Prüfe, ob die Aussagen (a), (b) und (c) mit dem Text über die Konferenz AI Masters übereinstimmen, und belege jede Antwort mit Ja oder Nein und den entscheidenden Wörtern des Textes als wörtlichem Zitat. (a) Die AI Masters fand in Berlin statt. (b) Alexandre Lebrun arbeitet bei Google. (c) Der Roboter Nummer 5 erwachte 1986 auf der Leinwand zum Leben.
**** Vorliegender Text
Erinnert Ihr Euch noch an Nummer 5, den kleinen Roboter der 1986 auf der Leinwand zum Leben erwachte? Nein? Na gut, aber Ihr habt bestimmt WALL-E gesehen! Wir haben am Donnerstag den 25.01.2018 die erste Entwicklungsstufe solcher Roboter in Berlin bei der AI Masters getroffen! Dies ist die erste Fachkonferenz, die sich mit dem Potenzial von künstlicher Intelligenz für Marketing und E-Commerce beschäftigt. Mann war das spannend! Die Zukunft ist hier und K.I.T.T. bald nicht mehr nur ein Traum. Kein Witz (und alle intelligenten Roboter der 80er Jahre rufen im Chor: I’ll be back)!
Aber fangt jetzt nicht an, hektisch in euren Isaac Asimov Büchern nach den Robotergesetzen zu suchen. Lasst uns lieber gemeinsam einen Blick auf die Möglichkeiten werfen, die künstliche Intelligenz im Bereich Marketing und E-Commerce bietet.
Agenda
KI und Machine Learning
Ein weiser Mann hat mir mal gesagt: Ein gebildeter Mensch kennt viele Fakten. Ein intelligenter Mensch weiß, wie sie zusammenhängen und ein kluger Mensch macht es gleich richtig.
Computer und digitale Netzwerke sind also schon lange unglaublich gebildet. Ihr Potenzial Daten zu speichern, zu übertragen und abzurufen ist enorm und der technische Fortschritt schreitet dahingehend munter weiter voran. Alexandre Lebrun von Facebook hat bei seinem Vortrag „The unreasonable effectiveness of AI“ bei der AI Masters erklärt, dass solche Maschinen inzwischen aber auch immer intelligenter werden.
********
**** Daten
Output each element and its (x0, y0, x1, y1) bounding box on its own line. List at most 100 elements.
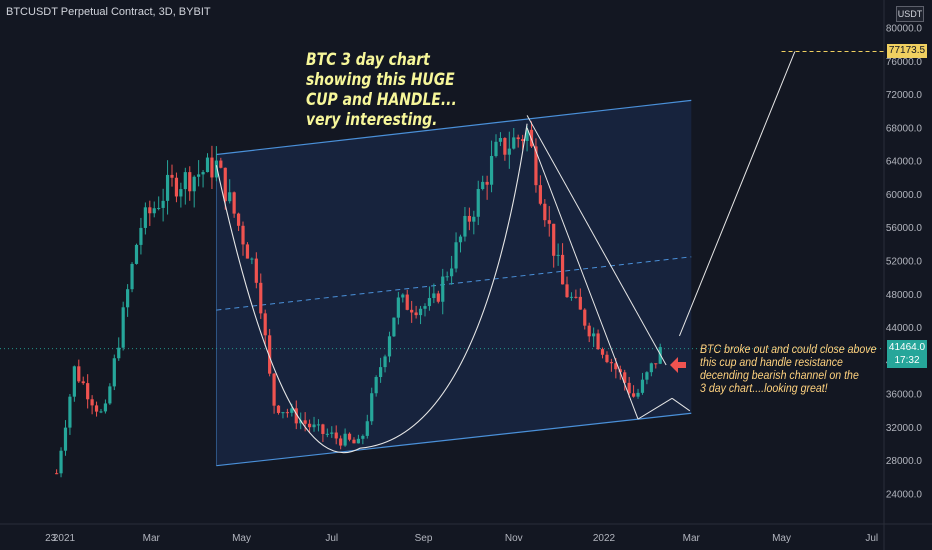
********
• _Lösung_:
(a) Ja: „in Berlin bei der AI Masters“
(b) Nein: „Alexandre Lebrun von Facebook“
(c) Ja: „der 1986 auf der Leinwand zum Leben erwachte“